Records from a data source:

-- Begin --

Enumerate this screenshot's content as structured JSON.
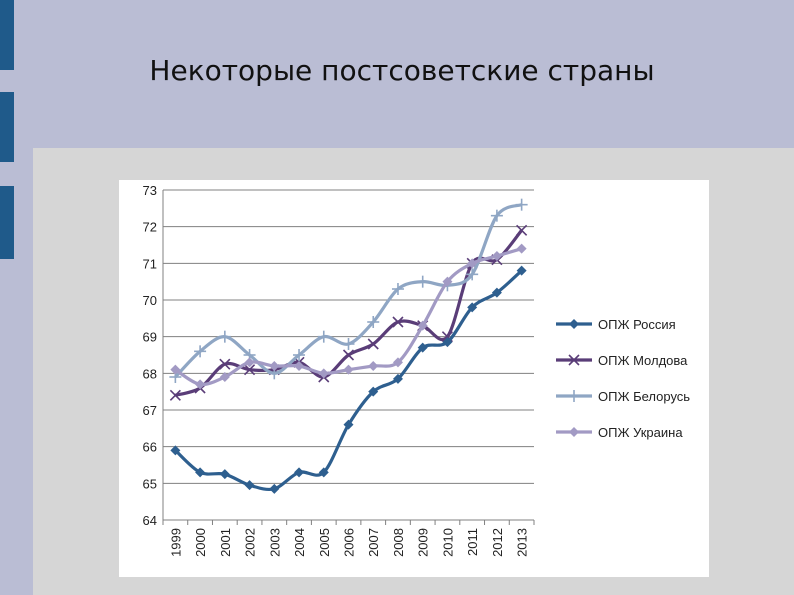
{
  "slide": {
    "title": "Некоторые постсоветские страны"
  },
  "colors": {
    "background": "#babdd4",
    "accent_bar": "#1f5a8a",
    "panel": "#d6d6d6",
    "chart_bg": "#ffffff"
  },
  "chart_data": {
    "type": "line",
    "title": "",
    "xlabel": "",
    "ylabel": "",
    "x": [
      "1999",
      "2000",
      "2001",
      "2002",
      "2003",
      "2004",
      "2005",
      "2006",
      "2007",
      "2008",
      "2009",
      "2010",
      "2011",
      "2012",
      "2013"
    ],
    "ylim": [
      64,
      73
    ],
    "yticks": [
      "64",
      "65",
      "66",
      "67",
      "68",
      "69",
      "70",
      "71",
      "72",
      "73"
    ],
    "grid": "horizontal",
    "legend_position": "right",
    "smooth": true,
    "series": [
      {
        "name": "ОПЖ Россия",
        "color": "#2e5f8f",
        "marker": "diamond",
        "values": [
          65.9,
          65.3,
          65.25,
          64.95,
          64.85,
          65.3,
          65.3,
          66.6,
          67.5,
          67.85,
          68.7,
          68.85,
          69.8,
          70.2,
          70.8
        ]
      },
      {
        "name": "ОПЖ Молдова",
        "color": "#5a3d78",
        "marker": "x",
        "values": [
          67.4,
          67.6,
          68.25,
          68.1,
          68.1,
          68.3,
          67.9,
          68.5,
          68.8,
          69.4,
          69.3,
          69.0,
          71.0,
          71.1,
          71.9
        ]
      },
      {
        "name": "ОПЖ Белорусь",
        "color": "#8fa6c4",
        "marker": "plus",
        "values": [
          67.9,
          68.6,
          69.0,
          68.5,
          68.0,
          68.5,
          69.0,
          68.8,
          69.4,
          70.3,
          70.5,
          70.4,
          70.7,
          72.3,
          72.6
        ]
      },
      {
        "name": "ОПЖ  Украина",
        "color": "#a29ac4",
        "marker": "diamond",
        "values": [
          68.1,
          67.7,
          67.9,
          68.3,
          68.2,
          68.2,
          68.0,
          68.1,
          68.2,
          68.3,
          69.3,
          70.5,
          71.0,
          71.2,
          71.4
        ]
      }
    ]
  }
}
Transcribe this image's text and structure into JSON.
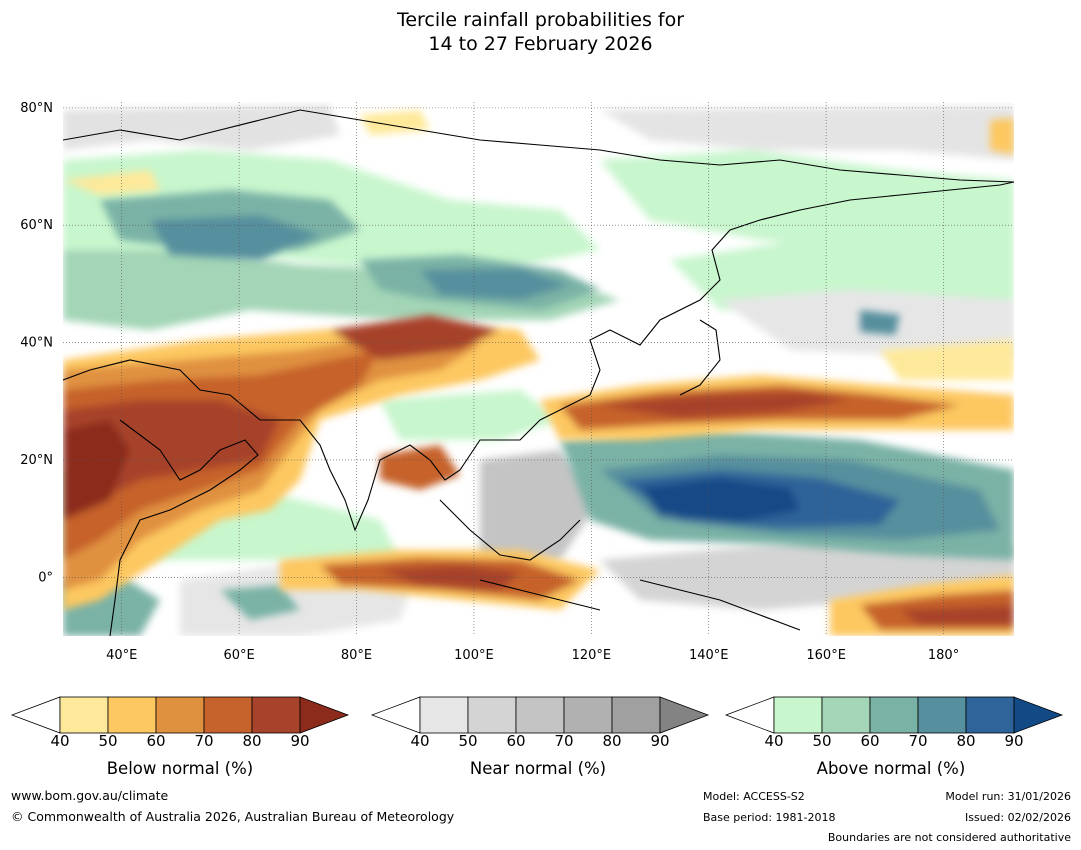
{
  "title": {
    "line1": "Tercile rainfall probabilities for",
    "line2": "14 to 27 February 2026"
  },
  "map": {
    "lat_labels": [
      "80°N",
      "60°N",
      "40°N",
      "20°N",
      "0°"
    ],
    "lon_labels": [
      "40°E",
      "60°E",
      "80°E",
      "100°E",
      "120°E",
      "140°E",
      "160°E",
      "180°"
    ],
    "extent": {
      "lon": [
        30,
        192
      ],
      "lat": [
        -10,
        81
      ]
    },
    "grid": true
  },
  "colorbars": [
    {
      "name": "below",
      "label": "Below normal (%)",
      "ticks": [
        "40",
        "50",
        "60",
        "70",
        "80",
        "90"
      ],
      "colors": [
        "#ffffff",
        "#fee99a",
        "#fdc861",
        "#e0913f",
        "#c6622c",
        "#a7432a",
        "#8c2a1b"
      ]
    },
    {
      "name": "near",
      "label": "Near normal (%)",
      "ticks": [
        "40",
        "50",
        "60",
        "70",
        "80",
        "90"
      ],
      "colors": [
        "#ffffff",
        "#e6e6e6",
        "#d4d4d4",
        "#c4c4c4",
        "#b1b1b1",
        "#a0a0a0",
        "#838383"
      ]
    },
    {
      "name": "above",
      "label": "Above normal (%)",
      "ticks": [
        "40",
        "50",
        "60",
        "70",
        "80",
        "90"
      ],
      "colors": [
        "#ffffff",
        "#c8f6cd",
        "#a3d5b6",
        "#7ab2a6",
        "#568f9e",
        "#2e6499",
        "#124a86"
      ]
    }
  ],
  "footer": {
    "website": "www.bom.gov.au/climate",
    "copyright": "© Commonwealth of Australia 2026, Australian Bureau of Meteorology",
    "model": "Model: ACCESS-S2",
    "base_period": "Base period: 1981-2018",
    "model_run": "Model run: 31/01/2026",
    "issued": "Issued: 02/02/2026",
    "disclaimer": "Boundaries are not considered authoritative"
  }
}
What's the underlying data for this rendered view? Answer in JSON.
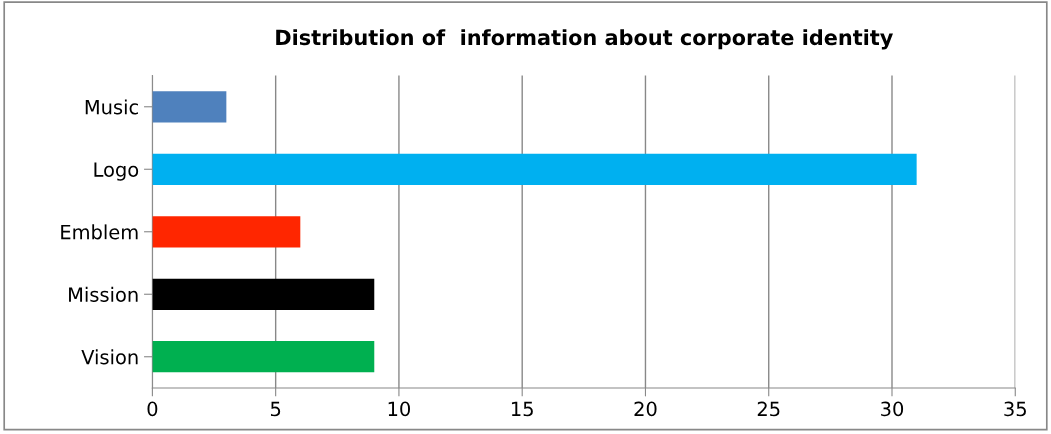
{
  "chart_data": {
    "type": "bar",
    "orientation": "horizontal",
    "title": "Distribution of  information about corporate identity",
    "categories": [
      "Music",
      "Logo",
      "Emblem",
      "Mission",
      "Vision"
    ],
    "values": [
      3,
      31,
      6,
      9,
      9
    ],
    "colors": [
      "#4f81bd",
      "#00b0f0",
      "#ff2600",
      "#000000",
      "#00b050"
    ],
    "xlim": [
      0,
      35
    ],
    "xticks": [
      0,
      5,
      10,
      15,
      20,
      25,
      30,
      35
    ],
    "grid": "x",
    "legend": false
  }
}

-- End --

*WHAT YOU NEED TO DO*. Your copy of the data above should match it exactly, except that pictures are left out.

*SOLUTION TO THIS PROBLEM*.
Enumerate this screenshot's content as structured JSON.
{
  "slide": {
    "title": "Некоторые постсоветские страны"
  },
  "colors": {
    "background": "#babdd4",
    "accent_bar": "#1f5a8a",
    "panel": "#d6d6d6",
    "chart_bg": "#ffffff"
  },
  "chart_data": {
    "type": "line",
    "title": "",
    "xlabel": "",
    "ylabel": "",
    "x": [
      "1999",
      "2000",
      "2001",
      "2002",
      "2003",
      "2004",
      "2005",
      "2006",
      "2007",
      "2008",
      "2009",
      "2010",
      "2011",
      "2012",
      "2013"
    ],
    "ylim": [
      64,
      73
    ],
    "yticks": [
      "64",
      "65",
      "66",
      "67",
      "68",
      "69",
      "70",
      "71",
      "72",
      "73"
    ],
    "grid": "horizontal",
    "legend_position": "right",
    "smooth": true,
    "series": [
      {
        "name": "ОПЖ Россия",
        "color": "#2e5f8f",
        "marker": "diamond",
        "values": [
          65.9,
          65.3,
          65.25,
          64.95,
          64.85,
          65.3,
          65.3,
          66.6,
          67.5,
          67.85,
          68.7,
          68.85,
          69.8,
          70.2,
          70.8
        ]
      },
      {
        "name": "ОПЖ Молдова",
        "color": "#5a3d78",
        "marker": "x",
        "values": [
          67.4,
          67.6,
          68.25,
          68.1,
          68.1,
          68.3,
          67.9,
          68.5,
          68.8,
          69.4,
          69.3,
          69.0,
          71.0,
          71.1,
          71.9
        ]
      },
      {
        "name": "ОПЖ Белорусь",
        "color": "#8fa6c4",
        "marker": "plus",
        "values": [
          67.9,
          68.6,
          69.0,
          68.5,
          68.0,
          68.5,
          69.0,
          68.8,
          69.4,
          70.3,
          70.5,
          70.4,
          70.7,
          72.3,
          72.6
        ]
      },
      {
        "name": "ОПЖ  Украина",
        "color": "#a29ac4",
        "marker": "diamond",
        "values": [
          68.1,
          67.7,
          67.9,
          68.3,
          68.2,
          68.2,
          68.0,
          68.1,
          68.2,
          68.3,
          69.3,
          70.5,
          71.0,
          71.2,
          71.4
        ]
      }
    ]
  }
}
Transcribe this image's text and structure into JSON.
{
  "title": {
    "line1": "Tercile rainfall probabilities for",
    "line2": "14 to 27 February 2026"
  },
  "map": {
    "lat_labels": [
      "80°N",
      "60°N",
      "40°N",
      "20°N",
      "0°"
    ],
    "lon_labels": [
      "40°E",
      "60°E",
      "80°E",
      "100°E",
      "120°E",
      "140°E",
      "160°E",
      "180°"
    ],
    "extent": {
      "lon": [
        30,
        192
      ],
      "lat": [
        -10,
        81
      ]
    },
    "grid": true
  },
  "colorbars": [
    {
      "name": "below",
      "label": "Below normal (%)",
      "ticks": [
        "40",
        "50",
        "60",
        "70",
        "80",
        "90"
      ],
      "colors": [
        "#ffffff",
        "#fee99a",
        "#fdc861",
        "#e0913f",
        "#c6622c",
        "#a7432a",
        "#8c2a1b"
      ]
    },
    {
      "name": "near",
      "label": "Near normal (%)",
      "ticks": [
        "40",
        "50",
        "60",
        "70",
        "80",
        "90"
      ],
      "colors": [
        "#ffffff",
        "#e6e6e6",
        "#d4d4d4",
        "#c4c4c4",
        "#b1b1b1",
        "#a0a0a0",
        "#838383"
      ]
    },
    {
      "name": "above",
      "label": "Above normal (%)",
      "ticks": [
        "40",
        "50",
        "60",
        "70",
        "80",
        "90"
      ],
      "colors": [
        "#ffffff",
        "#c8f6cd",
        "#a3d5b6",
        "#7ab2a6",
        "#568f9e",
        "#2e6499",
        "#124a86"
      ]
    }
  ],
  "footer": {
    "website": "www.bom.gov.au/climate",
    "copyright": "© Commonwealth of Australia 2026, Australian Bureau of Meteorology",
    "model": "Model: ACCESS-S2",
    "base_period": "Base period: 1981-2018",
    "model_run": "Model run: 31/01/2026",
    "issued": "Issued: 02/02/2026",
    "disclaimer": "Boundaries are not considered authoritative"
  }
}
What's the underlying data for this rendered view? Answer in JSON.
{
  "chart_data": {
    "type": "bar",
    "orientation": "horizontal",
    "title": "Distribution of  information about corporate identity",
    "categories": [
      "Music",
      "Logo",
      "Emblem",
      "Mission",
      "Vision"
    ],
    "values": [
      3,
      31,
      6,
      9,
      9
    ],
    "colors": [
      "#4f81bd",
      "#00b0f0",
      "#ff2600",
      "#000000",
      "#00b050"
    ],
    "xlim": [
      0,
      35
    ],
    "xticks": [
      0,
      5,
      10,
      15,
      20,
      25,
      30,
      35
    ],
    "grid": "x",
    "legend": false
  }
}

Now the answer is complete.